# JOB:
Find all lines in the records that include the word "this", and copy them out.

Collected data
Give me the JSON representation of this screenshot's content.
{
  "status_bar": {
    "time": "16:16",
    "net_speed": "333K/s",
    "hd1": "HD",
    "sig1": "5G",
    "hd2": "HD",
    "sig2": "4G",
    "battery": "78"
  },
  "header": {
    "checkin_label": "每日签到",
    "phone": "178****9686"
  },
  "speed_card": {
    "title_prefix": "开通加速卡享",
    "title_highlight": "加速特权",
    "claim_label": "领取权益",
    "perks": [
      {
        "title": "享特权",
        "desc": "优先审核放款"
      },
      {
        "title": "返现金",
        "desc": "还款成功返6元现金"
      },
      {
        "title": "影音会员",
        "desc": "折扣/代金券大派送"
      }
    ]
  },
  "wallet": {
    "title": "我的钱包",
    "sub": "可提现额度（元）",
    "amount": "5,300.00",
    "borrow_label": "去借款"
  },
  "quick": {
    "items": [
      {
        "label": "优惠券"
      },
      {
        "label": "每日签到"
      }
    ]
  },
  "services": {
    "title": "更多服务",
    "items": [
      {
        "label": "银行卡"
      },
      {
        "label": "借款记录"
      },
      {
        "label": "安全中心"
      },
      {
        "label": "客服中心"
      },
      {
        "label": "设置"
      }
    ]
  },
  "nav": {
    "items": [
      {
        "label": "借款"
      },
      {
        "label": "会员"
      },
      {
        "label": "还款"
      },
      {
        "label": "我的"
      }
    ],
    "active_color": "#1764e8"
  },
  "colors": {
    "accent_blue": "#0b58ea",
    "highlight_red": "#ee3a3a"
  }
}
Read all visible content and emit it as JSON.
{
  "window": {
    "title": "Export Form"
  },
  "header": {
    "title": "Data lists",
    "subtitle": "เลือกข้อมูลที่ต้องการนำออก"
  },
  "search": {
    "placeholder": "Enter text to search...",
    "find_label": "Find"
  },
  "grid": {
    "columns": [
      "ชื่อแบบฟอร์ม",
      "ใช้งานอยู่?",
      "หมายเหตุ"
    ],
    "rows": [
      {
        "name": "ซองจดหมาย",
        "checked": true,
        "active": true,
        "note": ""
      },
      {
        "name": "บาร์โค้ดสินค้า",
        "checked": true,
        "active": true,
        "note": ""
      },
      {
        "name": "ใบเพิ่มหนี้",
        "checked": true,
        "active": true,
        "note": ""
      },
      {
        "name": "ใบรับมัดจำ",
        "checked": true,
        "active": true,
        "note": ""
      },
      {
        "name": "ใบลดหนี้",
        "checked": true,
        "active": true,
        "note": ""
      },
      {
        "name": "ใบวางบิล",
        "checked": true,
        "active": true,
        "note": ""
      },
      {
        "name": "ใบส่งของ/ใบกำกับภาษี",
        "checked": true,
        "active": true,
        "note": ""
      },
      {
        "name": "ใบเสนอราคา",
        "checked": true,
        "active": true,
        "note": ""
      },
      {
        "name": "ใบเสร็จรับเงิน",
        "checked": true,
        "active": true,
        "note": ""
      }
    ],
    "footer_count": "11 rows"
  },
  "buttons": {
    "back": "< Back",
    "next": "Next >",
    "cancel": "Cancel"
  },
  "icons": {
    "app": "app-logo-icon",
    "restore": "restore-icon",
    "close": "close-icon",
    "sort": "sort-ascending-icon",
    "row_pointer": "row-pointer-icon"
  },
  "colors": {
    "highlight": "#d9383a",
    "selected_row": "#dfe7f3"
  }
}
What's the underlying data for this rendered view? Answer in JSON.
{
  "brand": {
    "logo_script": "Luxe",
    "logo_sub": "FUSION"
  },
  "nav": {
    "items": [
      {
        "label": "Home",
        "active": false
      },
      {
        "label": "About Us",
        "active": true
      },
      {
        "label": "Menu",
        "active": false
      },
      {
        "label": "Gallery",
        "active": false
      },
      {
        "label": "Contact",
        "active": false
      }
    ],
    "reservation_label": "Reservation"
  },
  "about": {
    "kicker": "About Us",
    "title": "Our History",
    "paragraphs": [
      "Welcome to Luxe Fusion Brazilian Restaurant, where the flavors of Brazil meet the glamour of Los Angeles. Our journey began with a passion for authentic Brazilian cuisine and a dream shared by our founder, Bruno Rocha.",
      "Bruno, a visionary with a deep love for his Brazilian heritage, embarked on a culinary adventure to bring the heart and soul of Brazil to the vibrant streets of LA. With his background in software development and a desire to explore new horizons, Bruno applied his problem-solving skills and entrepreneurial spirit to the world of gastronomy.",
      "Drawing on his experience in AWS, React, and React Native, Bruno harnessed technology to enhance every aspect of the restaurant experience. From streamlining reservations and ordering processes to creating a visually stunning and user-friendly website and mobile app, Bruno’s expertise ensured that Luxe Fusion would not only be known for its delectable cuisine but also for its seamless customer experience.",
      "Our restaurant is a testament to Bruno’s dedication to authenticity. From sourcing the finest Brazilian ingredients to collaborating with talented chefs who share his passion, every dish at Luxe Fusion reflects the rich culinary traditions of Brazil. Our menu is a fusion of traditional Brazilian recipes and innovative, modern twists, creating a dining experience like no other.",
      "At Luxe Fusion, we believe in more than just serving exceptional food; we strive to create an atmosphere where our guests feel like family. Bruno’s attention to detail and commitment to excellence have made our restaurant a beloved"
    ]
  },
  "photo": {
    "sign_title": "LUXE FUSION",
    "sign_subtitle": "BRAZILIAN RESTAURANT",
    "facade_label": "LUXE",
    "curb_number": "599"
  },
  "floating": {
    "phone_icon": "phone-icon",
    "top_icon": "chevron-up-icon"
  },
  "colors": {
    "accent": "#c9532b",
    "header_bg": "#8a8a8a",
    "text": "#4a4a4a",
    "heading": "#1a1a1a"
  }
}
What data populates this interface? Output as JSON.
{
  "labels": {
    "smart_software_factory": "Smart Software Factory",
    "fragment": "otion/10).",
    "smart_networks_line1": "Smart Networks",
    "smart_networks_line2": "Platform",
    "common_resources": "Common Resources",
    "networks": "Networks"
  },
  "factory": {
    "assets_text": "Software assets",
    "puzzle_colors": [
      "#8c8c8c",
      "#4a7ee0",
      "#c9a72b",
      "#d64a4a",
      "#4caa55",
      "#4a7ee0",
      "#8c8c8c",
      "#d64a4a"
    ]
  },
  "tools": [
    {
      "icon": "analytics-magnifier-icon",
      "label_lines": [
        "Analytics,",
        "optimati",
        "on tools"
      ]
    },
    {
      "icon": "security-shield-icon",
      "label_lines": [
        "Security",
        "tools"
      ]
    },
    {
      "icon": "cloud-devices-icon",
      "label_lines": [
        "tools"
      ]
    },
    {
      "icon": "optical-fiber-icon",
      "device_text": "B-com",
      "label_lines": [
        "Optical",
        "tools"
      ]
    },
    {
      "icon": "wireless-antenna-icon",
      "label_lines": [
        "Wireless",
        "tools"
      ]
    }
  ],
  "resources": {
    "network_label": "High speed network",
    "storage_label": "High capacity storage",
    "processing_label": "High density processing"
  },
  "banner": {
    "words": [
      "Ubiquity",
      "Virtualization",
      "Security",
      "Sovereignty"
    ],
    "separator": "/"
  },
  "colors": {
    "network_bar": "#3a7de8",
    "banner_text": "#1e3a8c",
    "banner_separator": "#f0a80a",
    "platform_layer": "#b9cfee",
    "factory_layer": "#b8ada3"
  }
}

# THE RESPONSE:
Give me the JSON representation of this screenshot's content.
What's the underlying data for this rendered view? Answer in JSON.
What data populates this interface? Output as JSON.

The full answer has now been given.